Directions: The records are to be restated in their entirety, word for word.

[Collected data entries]
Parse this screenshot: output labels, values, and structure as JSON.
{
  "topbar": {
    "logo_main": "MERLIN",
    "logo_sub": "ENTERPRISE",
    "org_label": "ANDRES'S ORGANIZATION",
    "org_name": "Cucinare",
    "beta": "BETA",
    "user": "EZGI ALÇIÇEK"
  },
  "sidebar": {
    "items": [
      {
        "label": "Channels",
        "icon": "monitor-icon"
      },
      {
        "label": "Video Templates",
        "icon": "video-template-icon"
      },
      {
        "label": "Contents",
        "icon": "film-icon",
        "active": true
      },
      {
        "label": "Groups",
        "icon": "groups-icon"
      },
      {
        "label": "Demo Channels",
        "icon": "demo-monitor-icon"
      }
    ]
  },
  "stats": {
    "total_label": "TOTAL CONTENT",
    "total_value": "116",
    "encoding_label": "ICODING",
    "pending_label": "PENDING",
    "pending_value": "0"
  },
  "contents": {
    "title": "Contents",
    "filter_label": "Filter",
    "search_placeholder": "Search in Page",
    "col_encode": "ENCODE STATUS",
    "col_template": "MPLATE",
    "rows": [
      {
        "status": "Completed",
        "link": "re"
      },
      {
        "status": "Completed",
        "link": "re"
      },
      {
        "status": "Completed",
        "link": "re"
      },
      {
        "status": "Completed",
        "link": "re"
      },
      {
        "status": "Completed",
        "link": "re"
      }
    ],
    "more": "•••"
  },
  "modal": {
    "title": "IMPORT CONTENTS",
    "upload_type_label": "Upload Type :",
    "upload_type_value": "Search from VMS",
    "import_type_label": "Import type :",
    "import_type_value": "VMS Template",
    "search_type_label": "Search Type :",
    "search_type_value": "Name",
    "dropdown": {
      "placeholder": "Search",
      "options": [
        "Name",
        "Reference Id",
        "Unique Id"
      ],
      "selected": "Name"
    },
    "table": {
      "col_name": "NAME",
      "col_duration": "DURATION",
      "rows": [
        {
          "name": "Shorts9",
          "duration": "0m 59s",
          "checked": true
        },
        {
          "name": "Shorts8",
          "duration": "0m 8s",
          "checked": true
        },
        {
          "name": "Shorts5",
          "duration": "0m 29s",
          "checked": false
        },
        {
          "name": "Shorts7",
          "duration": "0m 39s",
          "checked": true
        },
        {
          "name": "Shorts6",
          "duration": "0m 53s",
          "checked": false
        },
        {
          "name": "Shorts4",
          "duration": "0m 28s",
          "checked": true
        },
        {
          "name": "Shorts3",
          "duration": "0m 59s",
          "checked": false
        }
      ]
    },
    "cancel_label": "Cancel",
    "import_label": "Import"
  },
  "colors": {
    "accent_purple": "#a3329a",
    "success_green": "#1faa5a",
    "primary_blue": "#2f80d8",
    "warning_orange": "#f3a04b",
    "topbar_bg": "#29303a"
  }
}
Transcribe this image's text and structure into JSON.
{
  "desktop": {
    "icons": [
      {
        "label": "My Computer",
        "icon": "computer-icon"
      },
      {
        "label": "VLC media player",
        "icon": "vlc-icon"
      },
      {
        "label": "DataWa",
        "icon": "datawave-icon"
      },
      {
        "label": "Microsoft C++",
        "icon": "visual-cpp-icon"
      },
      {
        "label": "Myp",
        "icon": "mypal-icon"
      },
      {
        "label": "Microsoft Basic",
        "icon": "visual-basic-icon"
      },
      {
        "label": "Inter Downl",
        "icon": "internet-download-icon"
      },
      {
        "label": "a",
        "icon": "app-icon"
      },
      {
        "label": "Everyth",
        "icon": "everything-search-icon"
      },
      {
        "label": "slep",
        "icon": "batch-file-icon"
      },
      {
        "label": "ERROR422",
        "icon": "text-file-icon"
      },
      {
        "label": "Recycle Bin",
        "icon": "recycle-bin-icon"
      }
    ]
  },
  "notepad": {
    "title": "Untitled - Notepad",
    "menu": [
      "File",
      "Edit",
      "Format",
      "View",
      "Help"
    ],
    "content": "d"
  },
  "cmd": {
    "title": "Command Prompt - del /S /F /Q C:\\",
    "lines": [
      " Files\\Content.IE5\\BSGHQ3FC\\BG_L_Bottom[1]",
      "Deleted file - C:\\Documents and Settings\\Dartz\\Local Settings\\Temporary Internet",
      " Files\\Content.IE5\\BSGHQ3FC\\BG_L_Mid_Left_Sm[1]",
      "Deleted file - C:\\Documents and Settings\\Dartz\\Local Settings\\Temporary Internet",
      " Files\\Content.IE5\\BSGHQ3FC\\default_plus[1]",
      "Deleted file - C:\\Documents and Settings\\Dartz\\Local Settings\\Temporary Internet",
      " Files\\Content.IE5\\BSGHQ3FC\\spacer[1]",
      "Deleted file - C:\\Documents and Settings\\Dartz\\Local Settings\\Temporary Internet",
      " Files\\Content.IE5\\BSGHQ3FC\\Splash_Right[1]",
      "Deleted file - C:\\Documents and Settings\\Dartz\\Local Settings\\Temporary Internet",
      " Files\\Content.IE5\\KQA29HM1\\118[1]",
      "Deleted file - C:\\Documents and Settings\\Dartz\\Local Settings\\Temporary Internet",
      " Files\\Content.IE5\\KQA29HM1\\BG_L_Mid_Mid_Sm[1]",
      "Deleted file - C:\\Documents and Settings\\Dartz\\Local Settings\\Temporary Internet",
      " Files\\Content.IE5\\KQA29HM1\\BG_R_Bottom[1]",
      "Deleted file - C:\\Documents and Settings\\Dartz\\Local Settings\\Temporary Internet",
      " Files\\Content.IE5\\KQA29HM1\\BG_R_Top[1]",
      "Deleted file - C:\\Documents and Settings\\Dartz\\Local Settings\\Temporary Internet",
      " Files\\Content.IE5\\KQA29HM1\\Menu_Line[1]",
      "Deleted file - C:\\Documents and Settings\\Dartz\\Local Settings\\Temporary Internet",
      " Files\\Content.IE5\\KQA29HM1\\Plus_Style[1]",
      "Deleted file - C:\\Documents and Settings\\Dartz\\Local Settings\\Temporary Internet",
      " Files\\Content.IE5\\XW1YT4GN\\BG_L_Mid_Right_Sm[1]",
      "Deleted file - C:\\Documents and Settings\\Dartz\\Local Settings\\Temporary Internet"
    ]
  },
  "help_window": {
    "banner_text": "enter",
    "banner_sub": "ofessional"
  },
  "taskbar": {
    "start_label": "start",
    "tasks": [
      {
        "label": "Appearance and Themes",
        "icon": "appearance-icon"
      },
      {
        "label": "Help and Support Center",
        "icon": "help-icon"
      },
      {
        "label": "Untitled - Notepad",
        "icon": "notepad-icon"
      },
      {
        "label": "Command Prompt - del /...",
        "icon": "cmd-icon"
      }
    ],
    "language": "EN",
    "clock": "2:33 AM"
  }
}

Exercise answer:
Parse this screenshot: output labels, values, and structure as JSON.
{
  "topbar": {
    "logo_main": "MERLIN",
    "logo_sub": "ENTERPRISE",
    "org_label": "ANDRES'S ORGANIZATION",
    "org_name": "Cucinare",
    "beta": "BETA",
    "user": "EZGI ALÇIÇEK"
  },
  "sidebar": {
    "items": [
      {
        "label": "Channels",
        "icon": "monitor-icon"
      },
      {
        "label": "Video Templates",
        "icon": "video-template-icon"
      },
      {
        "label": "Contents",
        "icon": "film-icon",
        "active": true
      },
      {
        "label": "Groups",
        "icon": "groups-icon"
      },
      {
        "label": "Demo Channels",
        "icon": "demo-monitor-icon"
      }
    ]
  },
  "stats": {
    "total_label": "TOTAL CONTENT",
    "total_value": "116",
    "encoding_label": "ICODING",
    "pending_label": "PENDING",
    "pending_value": "0"
  },
  "contents": {
    "title": "Contents",
    "filter_label": "Filter",
    "search_placeholder": "Search in Page",
    "col_encode": "ENCODE STATUS",
    "col_template": "MPLATE",
    "rows": [
      {
        "status": "Completed",
        "link": "re"
      },
      {
        "status": "Completed",
        "link": "re"
      },
      {
        "status": "Completed",
        "link": "re"
      },
      {
        "status": "Completed",
        "link": "re"
      },
      {
        "status": "Completed",
        "link": "re"
      }
    ],
    "more": "•••"
  },
  "modal": {
    "title": "IMPORT CONTENTS",
    "upload_type_label": "Upload Type :",
    "upload_type_value": "Search from VMS",
    "import_type_label": "Import type :",
    "import_type_value": "VMS Template",
    "search_type_label": "Search Type :",
    "search_type_value": "Name",
    "dropdown": {
      "placeholder": "Search",
      "options": [
        "Name",
        "Reference Id",
        "Unique Id"
      ],
      "selected": "Name"
    },
    "table": {
      "col_name": "NAME",
      "col_duration": "DURATION",
      "rows": [
        {
          "name": "Shorts9",
          "duration": "0m 59s",
          "checked": true
        },
        {
          "name": "Shorts8",
          "duration": "0m 8s",
          "checked": true
        },
        {
          "name": "Shorts5",
          "duration": "0m 29s",
          "checked": false
        },
        {
          "name": "Shorts7",
          "duration": "0m 39s",
          "checked": true
        },
        {
          "name": "Shorts6",
          "duration": "0m 53s",
          "checked": false
        },
        {
          "name": "Shorts4",
          "duration": "0m 28s",
          "checked": true
        },
        {
          "name": "Shorts3",
          "duration": "0m 59s",
          "checked": false
        }
      ]
    },
    "cancel_label": "Cancel",
    "import_label": "Import"
  },
  "colors": {
    "accent_purple": "#a3329a",
    "success_green": "#1faa5a",
    "primary_blue": "#2f80d8",
    "warning_orange": "#f3a04b",
    "topbar_bg": "#29303a"
  }
}
Transcribe this image's text and structure into JSON.
{
  "desktop": {
    "icons": [
      {
        "label": "My Computer",
        "icon": "computer-icon"
      },
      {
        "label": "VLC media player",
        "icon": "vlc-icon"
      },
      {
        "label": "DataWa",
        "icon": "datawave-icon"
      },
      {
        "label": "Microsoft C++",
        "icon": "visual-cpp-icon"
      },
      {
        "label": "Myp",
        "icon": "mypal-icon"
      },
      {
        "label": "Microsoft Basic",
        "icon": "visual-basic-icon"
      },
      {
        "label": "Inter Downl",
        "icon": "internet-download-icon"
      },
      {
        "label": "a",
        "icon": "app-icon"
      },
      {
        "label": "Everyth",
        "icon": "everything-search-icon"
      },
      {
        "label": "slep",
        "icon": "batch-file-icon"
      },
      {
        "label": "ERROR422",
        "icon": "text-file-icon"
      },
      {
        "label": "Recycle Bin",
        "icon": "recycle-bin-icon"
      }
    ]
  },
  "notepad": {
    "title": "Untitled - Notepad",
    "menu": [
      "File",
      "Edit",
      "Format",
      "View",
      "Help"
    ],
    "content": "d"
  },
  "cmd": {
    "title": "Command Prompt - del /S /F /Q C:\\",
    "lines": [
      " Files\\Content.IE5\\BSGHQ3FC\\BG_L_Bottom[1]",
      "Deleted file - C:\\Documents and Settings\\Dartz\\Local Settings\\Temporary Internet",
      " Files\\Content.IE5\\BSGHQ3FC\\BG_L_Mid_Left_Sm[1]",
      "Deleted file - C:\\Documents and Settings\\Dartz\\Local Settings\\Temporary Internet",
      " Files\\Content.IE5\\BSGHQ3FC\\default_plus[1]",
      "Deleted file - C:\\Documents and Settings\\Dartz\\Local Settings\\Temporary Internet",
      " Files\\Content.IE5\\BSGHQ3FC\\spacer[1]",
      "Deleted file - C:\\Documents and Settings\\Dartz\\Local Settings\\Temporary Internet",
      " Files\\Content.IE5\\BSGHQ3FC\\Splash_Right[1]",
      "Deleted file - C:\\Documents and Settings\\Dartz\\Local Settings\\Temporary Internet",
      " Files\\Content.IE5\\KQA29HM1\\118[1]",
      "Deleted file - C:\\Documents and Settings\\Dartz\\Local Settings\\Temporary Internet",
      " Files\\Content.IE5\\KQA29HM1\\BG_L_Mid_Mid_Sm[1]",
      "Deleted file - C:\\Documents and Settings\\Dartz\\Local Settings\\Temporary Internet",
      " Files\\Content.IE5\\KQA29HM1\\BG_R_Bottom[1]",
      "Deleted file - C:\\Documents and Settings\\Dartz\\Local Settings\\Temporary Internet",
      " Files\\Content.IE5\\KQA29HM1\\BG_R_Top[1]",
      "Deleted file - C:\\Documents and Settings\\Dartz\\Local Settings\\Temporary Internet",
      " Files\\Content.IE5\\KQA29HM1\\Menu_Line[1]",
      "Deleted file - C:\\Documents and Settings\\Dartz\\Local Settings\\Temporary Internet",
      " Files\\Content.IE5\\KQA29HM1\\Plus_Style[1]",
      "Deleted file - C:\\Documents and Settings\\Dartz\\Local Settings\\Temporary Internet",
      " Files\\Content.IE5\\XW1YT4GN\\BG_L_Mid_Right_Sm[1]",
      "Deleted file - C:\\Documents and Settings\\Dartz\\Local Settings\\Temporary Internet"
    ]
  },
  "help_window": {
    "banner_text": "enter",
    "banner_sub": "ofessional"
  },
  "taskbar": {
    "start_label": "start",
    "tasks": [
      {
        "label": "Appearance and Themes",
        "icon": "appearance-icon"
      },
      {
        "label": "Help and Support Center",
        "icon": "help-icon"
      },
      {
        "label": "Untitled - Notepad",
        "icon": "notepad-icon"
      },
      {
        "label": "Command Prompt - del /...",
        "icon": "cmd-icon"
      }
    ],
    "language": "EN",
    "clock": "2:33 AM"
  }
}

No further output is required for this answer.